Dataset:
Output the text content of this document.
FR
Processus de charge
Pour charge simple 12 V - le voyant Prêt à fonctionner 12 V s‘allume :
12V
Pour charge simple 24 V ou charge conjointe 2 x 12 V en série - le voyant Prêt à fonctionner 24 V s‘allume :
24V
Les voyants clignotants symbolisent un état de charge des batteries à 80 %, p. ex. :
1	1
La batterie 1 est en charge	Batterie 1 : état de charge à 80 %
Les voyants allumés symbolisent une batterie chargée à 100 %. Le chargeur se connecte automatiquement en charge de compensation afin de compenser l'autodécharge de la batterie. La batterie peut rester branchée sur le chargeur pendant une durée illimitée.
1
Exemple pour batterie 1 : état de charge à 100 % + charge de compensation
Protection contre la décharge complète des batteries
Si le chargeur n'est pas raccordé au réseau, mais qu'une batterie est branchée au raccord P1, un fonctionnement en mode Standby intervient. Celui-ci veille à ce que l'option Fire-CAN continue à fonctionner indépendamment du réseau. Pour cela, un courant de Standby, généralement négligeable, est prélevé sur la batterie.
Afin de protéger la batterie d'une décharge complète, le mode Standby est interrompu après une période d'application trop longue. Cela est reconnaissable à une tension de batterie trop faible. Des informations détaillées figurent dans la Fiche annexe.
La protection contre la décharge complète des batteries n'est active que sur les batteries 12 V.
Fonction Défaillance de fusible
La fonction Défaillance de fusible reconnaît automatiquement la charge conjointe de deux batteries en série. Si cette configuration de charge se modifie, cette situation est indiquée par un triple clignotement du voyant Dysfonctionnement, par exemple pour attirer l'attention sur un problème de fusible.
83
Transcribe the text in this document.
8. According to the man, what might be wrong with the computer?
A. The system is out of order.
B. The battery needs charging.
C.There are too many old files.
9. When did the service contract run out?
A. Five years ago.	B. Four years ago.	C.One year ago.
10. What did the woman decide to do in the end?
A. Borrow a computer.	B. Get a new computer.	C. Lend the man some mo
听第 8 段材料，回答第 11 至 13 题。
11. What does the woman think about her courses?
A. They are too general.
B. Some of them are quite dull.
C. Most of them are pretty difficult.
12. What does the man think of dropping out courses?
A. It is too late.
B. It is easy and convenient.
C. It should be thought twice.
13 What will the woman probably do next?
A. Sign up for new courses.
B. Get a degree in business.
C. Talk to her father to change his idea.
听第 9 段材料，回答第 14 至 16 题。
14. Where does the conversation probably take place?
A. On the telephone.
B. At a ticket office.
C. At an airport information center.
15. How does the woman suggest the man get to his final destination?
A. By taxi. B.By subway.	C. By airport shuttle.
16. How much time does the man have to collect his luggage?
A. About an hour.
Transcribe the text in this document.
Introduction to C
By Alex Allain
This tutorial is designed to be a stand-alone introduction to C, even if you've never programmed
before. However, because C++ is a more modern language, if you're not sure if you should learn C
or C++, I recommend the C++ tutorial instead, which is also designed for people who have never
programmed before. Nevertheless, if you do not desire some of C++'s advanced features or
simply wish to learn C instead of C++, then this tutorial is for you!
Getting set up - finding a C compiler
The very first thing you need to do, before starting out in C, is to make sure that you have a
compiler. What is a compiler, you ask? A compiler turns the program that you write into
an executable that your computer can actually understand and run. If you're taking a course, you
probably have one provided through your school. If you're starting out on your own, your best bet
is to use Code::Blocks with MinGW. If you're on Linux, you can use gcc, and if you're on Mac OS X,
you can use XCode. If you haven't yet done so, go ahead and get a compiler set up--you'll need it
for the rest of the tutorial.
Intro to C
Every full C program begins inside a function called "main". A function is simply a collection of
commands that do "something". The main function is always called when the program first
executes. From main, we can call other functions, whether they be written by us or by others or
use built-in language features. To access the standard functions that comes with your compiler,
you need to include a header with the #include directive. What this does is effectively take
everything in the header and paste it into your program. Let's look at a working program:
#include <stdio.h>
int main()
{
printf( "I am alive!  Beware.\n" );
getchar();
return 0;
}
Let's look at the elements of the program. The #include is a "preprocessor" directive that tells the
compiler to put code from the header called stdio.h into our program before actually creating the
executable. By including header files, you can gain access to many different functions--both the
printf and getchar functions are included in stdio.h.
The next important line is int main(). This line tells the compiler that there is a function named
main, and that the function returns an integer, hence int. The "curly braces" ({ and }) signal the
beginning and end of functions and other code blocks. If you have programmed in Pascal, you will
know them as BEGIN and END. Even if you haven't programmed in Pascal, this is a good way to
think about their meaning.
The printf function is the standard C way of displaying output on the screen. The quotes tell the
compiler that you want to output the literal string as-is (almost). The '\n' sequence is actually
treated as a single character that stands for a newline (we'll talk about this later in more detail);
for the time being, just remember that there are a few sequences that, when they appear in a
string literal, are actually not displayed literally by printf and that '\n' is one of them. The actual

To be done:
Output each entry precisely as given.

Full response:
Output the text content of this document.
FR
Processus de charge
Pour charge simple 12 V - le voyant Prêt à fonctionner 12 V s‘allume :
12V
Pour charge simple 24 V ou charge conjointe 2 x 12 V en série - le voyant Prêt à fonctionner 24 V s‘allume :
24V
Les voyants clignotants symbolisent un état de charge des batteries à 80 %, p. ex. :
1	1
La batterie 1 est en charge	Batterie 1 : état de charge à 80 %
Les voyants allumés symbolisent une batterie chargée à 100 %. Le chargeur se connecte automatiquement en charge de compensation afin de compenser l'autodécharge de la batterie. La batterie peut rester branchée sur le chargeur pendant une durée illimitée.
1
Exemple pour batterie 1 : état de charge à 100 % + charge de compensation
Protection contre la décharge complète des batteries
Si le chargeur n'est pas raccordé au réseau, mais qu'une batterie est branchée au raccord P1, un fonctionnement en mode Standby intervient. Celui-ci veille à ce que l'option Fire-CAN continue à fonctionner indépendamment du réseau. Pour cela, un courant de Standby, généralement négligeable, est prélevé sur la batterie.
Afin de protéger la batterie d'une décharge complète, le mode Standby est interrompu après une période d'application trop longue. Cela est reconnaissable à une tension de batterie trop faible. Des informations détaillées figurent dans la Fiche annexe.
La protection contre la décharge complète des batteries n'est active que sur les batteries 12 V.
Fonction Défaillance de fusible
La fonction Défaillance de fusible reconnaît automatiquement la charge conjointe de deux batteries en série. Si cette configuration de charge se modifie, cette situation est indiquée par un triple clignotement du voyant Dysfonctionnement, par exemple pour attirer l'attention sur un problème de fusible.
83
Transcribe the text in this document.
8. According to the man, what might be wrong with the computer?
A. The system is out of order.
B. The battery needs charging.
C.There are too many old files.
9. When did the service contract run out?
A. Five years ago.	B. Four years ago.	C.One year ago.
10. What did the woman decide to do in the end?
A. Borrow a computer.	B. Get a new computer.	C. Lend the man some mo
听第 8 段材料，回答第 11 至 13 题。
11. What does the woman think about her courses?
A. They are too general.
B. Some of them are quite dull.
C. Most of them are pretty difficult.
12. What does the man think of dropping out courses?
A. It is too late.
B. It is easy and convenient.
C. It should be thought twice.
13 What will the woman probably do next?
A. Sign up for new courses.
B. Get a degree in business.
C. Talk to her father to change his idea.
听第 9 段材料，回答第 14 至 16 题。
14. Where does the conversation probably take place?
A. On the telephone.
B. At a ticket office.
C. At an airport information center.
15. How does the woman suggest the man get to his final destination?
A. By taxi. B.By subway.	C. By airport shuttle.
16. How much time does the man have to collect his luggage?
A. About an hour.
Transcribe the text in this document.
Introduction to C
By Alex Allain
This tutorial is designed to be a stand-alone introduction to C, even if you've never programmed
before. However, because C++ is a more modern language, if you're not sure if you should learn C
or C++, I recommend the C++ tutorial instead, which is also designed for people who have never
programmed before. Nevertheless, if you do not desire some of C++'s advanced features or
simply wish to learn C instead of C++, then this tutorial is for you!
Getting set up - finding a C compiler
The very first thing you need to do, before starting out in C, is to make sure that you have a
compiler. What is a compiler, you ask? A compiler turns the program that you write into
an executable that your computer can actually understand and run. If you're taking a course, you
probably have one provided through your school. If you're starting out on your own, your best bet
is to use Code::Blocks with MinGW. If you're on Linux, you can use gcc, and if you're on Mac OS X,
you can use XCode. If you haven't yet done so, go ahead and get a compiler set up--you'll need it
for the rest of the tutorial.
Intro to C
Every full C program begins inside a function called "main". A function is simply a collection of
commands that do "something". The main function is always called when the program first
executes. From main, we can call other functions, whether they be written by us or by others or
use built-in language features. To access the standard functions that comes with your compiler,
you need to include a header with the #include directive. What this does is effectively take
everything in the header and paste it into your program. Let's look at a working program:
#include <stdio.h>
int main()
{
printf( "I am alive!  Beware.\n" );
getchar();
return 0;
}
Let's look at the elements of the program. The #include is a "preprocessor" directive that tells the
compiler to put code from the header called stdio.h into our program before actually creating the
executable. By including header files, you can gain access to many different functions--both the
printf and getchar functions are included in stdio.h.
The next important line is int main(). This line tells the compiler that there is a function named
main, and that the function returns an integer, hence int. The "curly braces" ({ and }) signal the
beginning and end of functions and other code blocks. If you have programmed in Pascal, you will
know them as BEGIN and END. Even if you haven't programmed in Pascal, this is a good way to
think about their meaning.
The printf function is the standard C way of displaying output on the screen. The quotes tell the
compiler that you want to output the literal string as-is (almost). The '\n' sequence is actually
treated as a single character that stands for a newline (we'll talk about this later in more detail);
for the time being, just remember that there are a few sequences that, when they appear in a
string literal, are actually not displayed literally by printf and that '\n' is one of them. The actual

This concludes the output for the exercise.